Problem details: Repeat what the lines below say, word for word, and skip every image.

Record set:

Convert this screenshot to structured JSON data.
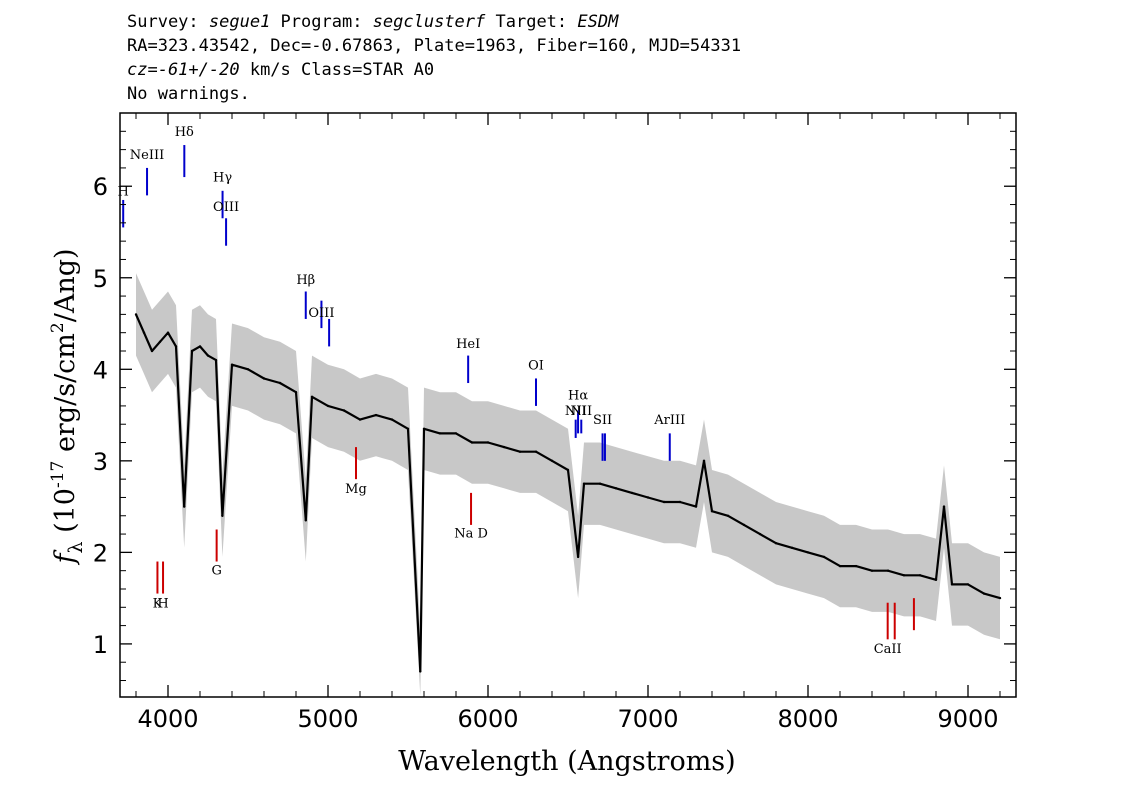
{
  "header": {
    "line1": {
      "survey_label": "Survey: ",
      "survey": "segue1",
      "program_label": " Program: ",
      "program": "segclusterf",
      "target_label": " Target: ",
      "target": "ESDM"
    },
    "line2": "RA=323.43542, Dec=-0.67863, Plate=1963, Fiber=160, MJD=54331",
    "line3": {
      "cz": "cz=-61+/-20",
      "rest": " km/s Class=STAR A0"
    },
    "line4": "No warnings."
  },
  "chart_data": {
    "type": "line",
    "xlabel": "Wavelength (Angstroms)",
    "ylabel": "f_λ (10^-17 erg/s/cm^2/Ang)",
    "xlim": [
      3700,
      9300
    ],
    "ylim": [
      0.42,
      6.8
    ],
    "xticks": [
      4000,
      5000,
      6000,
      7000,
      8000,
      9000
    ],
    "yticks": [
      1,
      2,
      3,
      4,
      5,
      6
    ],
    "grid": false,
    "legend": "none",
    "colors": {
      "flux": "#000000",
      "error_band": "#c8c8c8",
      "emission_line": "#0000cc",
      "absorption_line": "#cc0000"
    },
    "series": [
      {
        "role": "flux",
        "x": [
          3800,
          3850,
          3900,
          3950,
          4000,
          4050,
          4101,
          4150,
          4200,
          4250,
          4300,
          4340,
          4400,
          4500,
          4600,
          4700,
          4800,
          4861,
          4900,
          5000,
          5100,
          5200,
          5300,
          5400,
          5500,
          5577,
          5600,
          5700,
          5800,
          5900,
          6000,
          6100,
          6200,
          6300,
          6400,
          6500,
          6563,
          6600,
          6700,
          6800,
          6900,
          7000,
          7100,
          7200,
          7300,
          7350,
          7400,
          7500,
          7600,
          7700,
          7800,
          7900,
          8000,
          8100,
          8200,
          8300,
          8400,
          8500,
          8600,
          8700,
          8800,
          8850,
          8900,
          9000,
          9100,
          9200
        ],
        "y": [
          4.6,
          4.4,
          4.2,
          4.3,
          4.4,
          4.25,
          2.5,
          4.2,
          4.25,
          4.15,
          4.1,
          2.4,
          4.05,
          4.0,
          3.9,
          3.85,
          3.75,
          2.35,
          3.7,
          3.6,
          3.55,
          3.45,
          3.5,
          3.45,
          3.35,
          0.7,
          3.35,
          3.3,
          3.3,
          3.2,
          3.2,
          3.15,
          3.1,
          3.1,
          3.0,
          2.9,
          1.95,
          2.75,
          2.75,
          2.7,
          2.65,
          2.6,
          2.55,
          2.55,
          2.5,
          3.0,
          2.45,
          2.4,
          2.3,
          2.2,
          2.1,
          2.05,
          2.0,
          1.95,
          1.85,
          1.85,
          1.8,
          1.8,
          1.75,
          1.75,
          1.7,
          2.5,
          1.65,
          1.65,
          1.55,
          1.5
        ],
        "uncertainty": 0.45
      }
    ],
    "annotations": [
      {
        "label": "H",
        "x": 3720,
        "y_from": 5.55,
        "y_to": 5.85,
        "kind": "emission",
        "label_y": 5.9
      },
      {
        "label": "NeIII",
        "x": 3869,
        "y_from": 5.9,
        "y_to": 6.2,
        "kind": "emission",
        "label_y": 6.3
      },
      {
        "label": "Hδ",
        "x": 4102,
        "y_from": 6.1,
        "y_to": 6.45,
        "kind": "emission",
        "label_y": 6.55
      },
      {
        "label": "Hγ",
        "x": 4341,
        "y_from": 5.65,
        "y_to": 5.95,
        "kind": "emission",
        "label_y": 6.05
      },
      {
        "label": "OIII",
        "x": 4363,
        "y_from": 5.35,
        "y_to": 5.65,
        "kind": "emission",
        "label_y": 5.73
      },
      {
        "label": "Hβ",
        "x": 4861,
        "y_from": 4.55,
        "y_to": 4.85,
        "kind": "emission",
        "label_y": 4.93
      },
      {
        "label": "OIII",
        "x": 4959,
        "y_from": 4.45,
        "y_to": 4.75,
        "kind": "emission",
        "label_y": 4.57
      },
      {
        "label": "",
        "x": 5007,
        "y_from": 4.25,
        "y_to": 4.55,
        "kind": "emission",
        "label_y": 4.6
      },
      {
        "label": "HeI",
        "x": 5876,
        "y_from": 3.85,
        "y_to": 4.15,
        "kind": "emission",
        "label_y": 4.23
      },
      {
        "label": "OI",
        "x": 6300,
        "y_from": 3.6,
        "y_to": 3.9,
        "kind": "emission",
        "label_y": 4.0
      },
      {
        "label": "NII",
        "x": 6548,
        "y_from": 3.25,
        "y_to": 3.45,
        "kind": "emission",
        "label_y": 3.5
      },
      {
        "label": "Hα",
        "x": 6563,
        "y_from": 3.3,
        "y_to": 3.55,
        "kind": "emission",
        "label_y": 3.67
      },
      {
        "label": "NII",
        "x": 6583,
        "y_from": 3.3,
        "y_to": 3.45,
        "kind": "emission",
        "label_y": 3.5
      },
      {
        "label": "SII",
        "x": 6716,
        "y_from": 3.0,
        "y_to": 3.3,
        "kind": "emission",
        "label_y": 3.4
      },
      {
        "label": "",
        "x": 6731,
        "y_from": 3.0,
        "y_to": 3.3,
        "kind": "emission",
        "label_y": 3.4
      },
      {
        "label": "ArIII",
        "x": 7136,
        "y_from": 3.0,
        "y_to": 3.3,
        "kind": "emission",
        "label_y": 3.4
      },
      {
        "label": "K",
        "x": 3934,
        "y_from": 1.55,
        "y_to": 1.9,
        "kind": "absorption",
        "label_y": 1.4
      },
      {
        "label": "H",
        "x": 3969,
        "y_from": 1.55,
        "y_to": 1.9,
        "kind": "absorption",
        "label_y": 1.4
      },
      {
        "label": "G",
        "x": 4304,
        "y_from": 1.9,
        "y_to": 2.25,
        "kind": "absorption",
        "label_y": 1.76
      },
      {
        "label": "Mg",
        "x": 5175,
        "y_from": 2.8,
        "y_to": 3.15,
        "kind": "absorption",
        "label_y": 2.65
      },
      {
        "label": "Na D",
        "x": 5894,
        "y_from": 2.3,
        "y_to": 2.65,
        "kind": "absorption",
        "label_y": 2.16
      },
      {
        "label": "CaII",
        "x": 8498,
        "y_from": 1.05,
        "y_to": 1.45,
        "kind": "absorption",
        "label_y": 0.9
      },
      {
        "label": "",
        "x": 8542,
        "y_from": 1.05,
        "y_to": 1.45,
        "kind": "absorption",
        "label_y": 0.9
      },
      {
        "label": "",
        "x": 8662,
        "y_from": 1.15,
        "y_to": 1.5,
        "kind": "absorption",
        "label_y": 0.9
      }
    ]
  }
}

Result for this task:
Convert this screenshot to structured JSON data.
{
  "header": {
    "line1": {
      "survey_label": "Survey: ",
      "survey": "segue1",
      "program_label": " Program: ",
      "program": "segclusterf",
      "target_label": " Target: ",
      "target": "ESDM"
    },
    "line2": "RA=323.43542, Dec=-0.67863, Plate=1963, Fiber=160, MJD=54331",
    "line3": {
      "cz": "cz=-61+/-20",
      "rest": " km/s Class=STAR A0"
    },
    "line4": "No warnings."
  },
  "chart_data": {
    "type": "line",
    "xlabel": "Wavelength (Angstroms)",
    "ylabel": "f_λ (10^-17 erg/s/cm^2/Ang)",
    "xlim": [
      3700,
      9300
    ],
    "ylim": [
      0.42,
      6.8
    ],
    "xticks": [
      4000,
      5000,
      6000,
      7000,
      8000,
      9000
    ],
    "yticks": [
      1,
      2,
      3,
      4,
      5,
      6
    ],
    "grid": false,
    "legend": "none",
    "colors": {
      "flux": "#000000",
      "error_band": "#c8c8c8",
      "emission_line": "#0000cc",
      "absorption_line": "#cc0000"
    },
    "series": [
      {
        "role": "flux",
        "x": [
          3800,
          3850,
          3900,
          3950,
          4000,
          4050,
          4101,
          4150,
          4200,
          4250,
          4300,
          4340,
          4400,
          4500,
          4600,
          4700,
          4800,
          4861,
          4900,
          5000,
          5100,
          5200,
          5300,
          5400,
          5500,
          5577,
          5600,
          5700,
          5800,
          5900,
          6000,
          6100,
          6200,
          6300,
          6400,
          6500,
          6563,
          6600,
          6700,
          6800,
          6900,
          7000,
          7100,
          7200,
          7300,
          7350,
          7400,
          7500,
          7600,
          7700,
          7800,
          7900,
          8000,
          8100,
          8200,
          8300,
          8400,
          8500,
          8600,
          8700,
          8800,
          8850,
          8900,
          9000,
          9100,
          9200
        ],
        "y": [
          4.6,
          4.4,
          4.2,
          4.3,
          4.4,
          4.25,
          2.5,
          4.2,
          4.25,
          4.15,
          4.1,
          2.4,
          4.05,
          4.0,
          3.9,
          3.85,
          3.75,
          2.35,
          3.7,
          3.6,
          3.55,
          3.45,
          3.5,
          3.45,
          3.35,
          0.7,
          3.35,
          3.3,
          3.3,
          3.2,
          3.2,
          3.15,
          3.1,
          3.1,
          3.0,
          2.9,
          1.95,
          2.75,
          2.75,
          2.7,
          2.65,
          2.6,
          2.55,
          2.55,
          2.5,
          3.0,
          2.45,
          2.4,
          2.3,
          2.2,
          2.1,
          2.05,
          2.0,
          1.95,
          1.85,
          1.85,
          1.8,
          1.8,
          1.75,
          1.75,
          1.7,
          2.5,
          1.65,
          1.65,
          1.55,
          1.5
        ],
        "uncertainty": 0.45
      }
    ],
    "annotations": [
      {
        "label": "H",
        "x": 3720,
        "y_from": 5.55,
        "y_to": 5.85,
        "kind": "emission",
        "label_y": 5.9
      },
      {
        "label": "NeIII",
        "x": 3869,
        "y_from": 5.9,
        "y_to": 6.2,
        "kind": "emission",
        "label_y": 6.3
      },
      {
        "label": "Hδ",
        "x": 4102,
        "y_from": 6.1,
        "y_to": 6.45,
        "kind": "emission",
        "label_y": 6.55
      },
      {
        "label": "Hγ",
        "x": 4341,
        "y_from": 5.65,
        "y_to": 5.95,
        "kind": "emission",
        "label_y": 6.05
      },
      {
        "label": "OIII",
        "x": 4363,
        "y_from": 5.35,
        "y_to": 5.65,
        "kind": "emission",
        "label_y": 5.73
      },
      {
        "label": "Hβ",
        "x": 4861,
        "y_from": 4.55,
        "y_to": 4.85,
        "kind": "emission",
        "label_y": 4.93
      },
      {
        "label": "OIII",
        "x": 4959,
        "y_from": 4.45,
        "y_to": 4.75,
        "kind": "emission",
        "label_y": 4.57
      },
      {
        "label": "",
        "x": 5007,
        "y_from": 4.25,
        "y_to": 4.55,
        "kind": "emission",
        "label_y": 4.6
      },
      {
        "label": "HeI",
        "x": 5876,
        "y_from": 3.85,
        "y_to": 4.15,
        "kind": "emission",
        "label_y": 4.23
      },
      {
        "label": "OI",
        "x": 6300,
        "y_from": 3.6,
        "y_to": 3.9,
        "kind": "emission",
        "label_y": 4.0
      },
      {
        "label": "NII",
        "x": 6548,
        "y_from": 3.25,
        "y_to": 3.45,
        "kind": "emission",
        "label_y": 3.5
      },
      {
        "label": "Hα",
        "x": 6563,
        "y_from": 3.3,
        "y_to": 3.55,
        "kind": "emission",
        "label_y": 3.67
      },
      {
        "label": "NII",
        "x": 6583,
        "y_from": 3.3,
        "y_to": 3.45,
        "kind": "emission",
        "label_y": 3.5
      },
      {
        "label": "SII",
        "x": 6716,
        "y_from": 3.0,
        "y_to": 3.3,
        "kind": "emission",
        "label_y": 3.4
      },
      {
        "label": "",
        "x": 6731,
        "y_from": 3.0,
        "y_to": 3.3,
        "kind": "emission",
        "label_y": 3.4
      },
      {
        "label": "ArIII",
        "x": 7136,
        "y_from": 3.0,
        "y_to": 3.3,
        "kind": "emission",
        "label_y": 3.4
      },
      {
        "label": "K",
        "x": 3934,
        "y_from": 1.55,
        "y_to": 1.9,
        "kind": "absorption",
        "label_y": 1.4
      },
      {
        "label": "H",
        "x": 3969,
        "y_from": 1.55,
        "y_to": 1.9,
        "kind": "absorption",
        "label_y": 1.4
      },
      {
        "label": "G",
        "x": 4304,
        "y_from": 1.9,
        "y_to": 2.25,
        "kind": "absorption",
        "label_y": 1.76
      },
      {
        "label": "Mg",
        "x": 5175,
        "y_from": 2.8,
        "y_to": 3.15,
        "kind": "absorption",
        "label_y": 2.65
      },
      {
        "label": "Na D",
        "x": 5894,
        "y_from": 2.3,
        "y_to": 2.65,
        "kind": "absorption",
        "label_y": 2.16
      },
      {
        "label": "CaII",
        "x": 8498,
        "y_from": 1.05,
        "y_to": 1.45,
        "kind": "absorption",
        "label_y": 0.9
      },
      {
        "label": "",
        "x": 8542,
        "y_from": 1.05,
        "y_to": 1.45,
        "kind": "absorption",
        "label_y": 0.9
      },
      {
        "label": "",
        "x": 8662,
        "y_from": 1.15,
        "y_to": 1.5,
        "kind": "absorption",
        "label_y": 0.9
      }
    ]
  }
}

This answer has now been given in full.